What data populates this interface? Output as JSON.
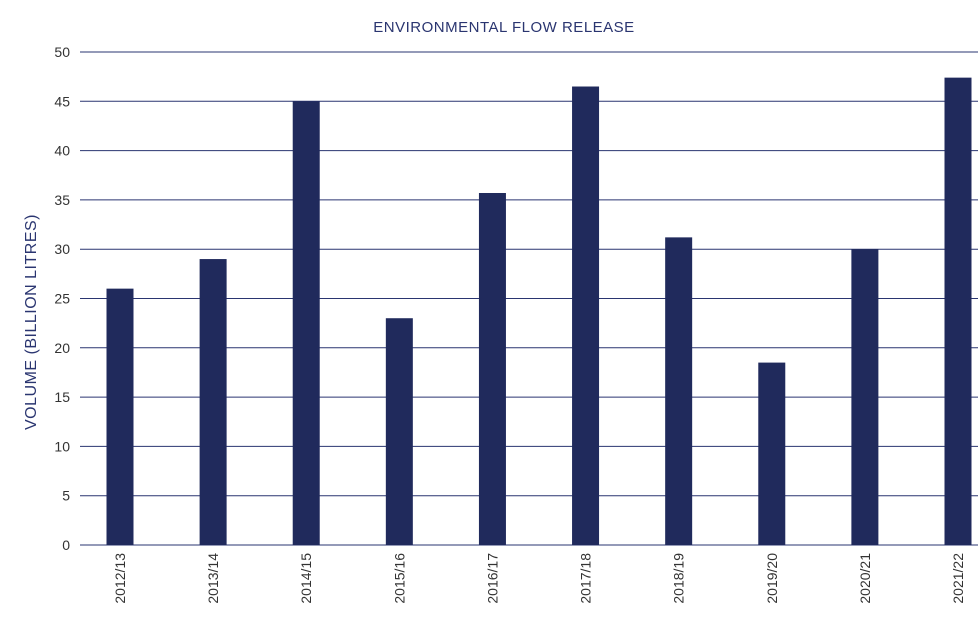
{
  "chart_data": {
    "type": "bar",
    "title": "ENVIRONMENTAL FLOW RELEASE",
    "xlabel": "",
    "ylabel": "VOLUME (BILLION LITRES)",
    "categories": [
      "2012/13",
      "2013/14",
      "2014/15",
      "2015/16",
      "2016/17",
      "2017/18",
      "2018/19",
      "2019/20",
      "2020/21",
      "2021/22"
    ],
    "values": [
      26,
      29,
      45,
      23,
      35.7,
      46.5,
      31.2,
      18.5,
      30,
      47.4
    ],
    "ylim": [
      0,
      50
    ],
    "yticks": [
      0,
      5,
      10,
      15,
      20,
      25,
      30,
      35,
      40,
      45,
      50
    ],
    "grid": true,
    "legend": "none",
    "colors": {
      "bar": "#202a5c",
      "title": "#2a3570",
      "ylabel": "#2a3570",
      "grid": "#2a3570",
      "tick_text": "#333333"
    }
  }
}
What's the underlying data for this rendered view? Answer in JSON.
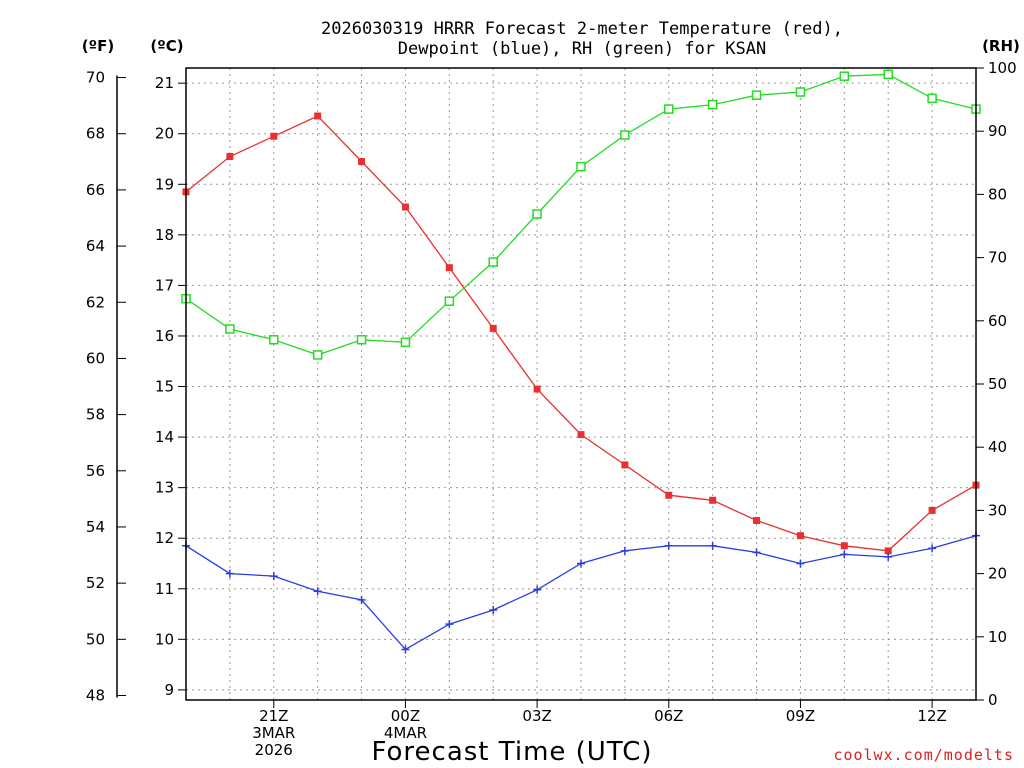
{
  "chart_data": {
    "type": "line",
    "title_line1": "2026030319 HRRR Forecast 2-meter Temperature (red),",
    "title_line2": "Dewpoint (blue), RH (green) for KSAN",
    "xlabel": "Forecast Time (UTC)",
    "credit": "coolwx.com/modelts",
    "left_outer_unit": "(ºF)",
    "left_inner_unit": "(ºC)",
    "right_unit": "(RH)",
    "x_hours": [
      0,
      1,
      2,
      3,
      4,
      5,
      6,
      7,
      8,
      9,
      10,
      11,
      12,
      13,
      14,
      15,
      16,
      17,
      18
    ],
    "x_ticks": [
      {
        "hour": 2,
        "lines": [
          "21Z",
          "3MAR",
          "2026"
        ]
      },
      {
        "hour": 5,
        "lines": [
          "00Z",
          "4MAR"
        ]
      },
      {
        "hour": 8,
        "lines": [
          "03Z"
        ]
      },
      {
        "hour": 11,
        "lines": [
          "06Z"
        ]
      },
      {
        "hour": 14,
        "lines": [
          "09Z"
        ]
      },
      {
        "hour": 17,
        "lines": [
          "12Z"
        ]
      }
    ],
    "celsius_axis": {
      "ylim": [
        8.8,
        21.3
      ],
      "ticks": [
        9,
        10,
        11,
        12,
        13,
        14,
        15,
        16,
        17,
        18,
        19,
        20,
        21
      ]
    },
    "fahrenheit_ticks": [
      48,
      50,
      52,
      54,
      56,
      58,
      60,
      62,
      64,
      66,
      68,
      70
    ],
    "rh_axis": {
      "ylim": [
        0,
        100
      ],
      "ticks": [
        0,
        10,
        20,
        30,
        40,
        50,
        60,
        70,
        80,
        90,
        100
      ]
    },
    "series": [
      {
        "name": "Temperature",
        "unit": "C",
        "color": "#e83030",
        "marker": "filled-square",
        "values": [
          18.85,
          19.55,
          19.95,
          20.35,
          19.45,
          18.55,
          17.35,
          16.15,
          14.95,
          14.05,
          13.45,
          12.85,
          12.75,
          12.35,
          12.05,
          11.85,
          11.75,
          12.55,
          13.05
        ]
      },
      {
        "name": "Dewpoint",
        "unit": "C",
        "color": "#2a3de0",
        "marker": "plus",
        "values": [
          11.85,
          11.3,
          11.25,
          10.95,
          10.78,
          9.8,
          10.3,
          10.58,
          10.98,
          11.5,
          11.75,
          11.85,
          11.85,
          11.72,
          11.5,
          11.68,
          11.63,
          11.8,
          12.05
        ]
      },
      {
        "name": "RH",
        "unit": "%",
        "color": "#22dd22",
        "marker": "open-square",
        "values": [
          63.5,
          58.7,
          57.0,
          54.6,
          57.0,
          56.6,
          63.1,
          69.3,
          76.9,
          84.4,
          89.4,
          93.5,
          94.2,
          95.7,
          96.2,
          98.7,
          99.0,
          95.2,
          93.5
        ]
      }
    ]
  }
}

○ ○ ○

> _Brief_: Which lines above contain the word "ylabel"? Copy each of them.

> _Response to this task_:
    "ylabel": "VOLUME (BILLION LITRES)",
      "ylabel": "#2a3570",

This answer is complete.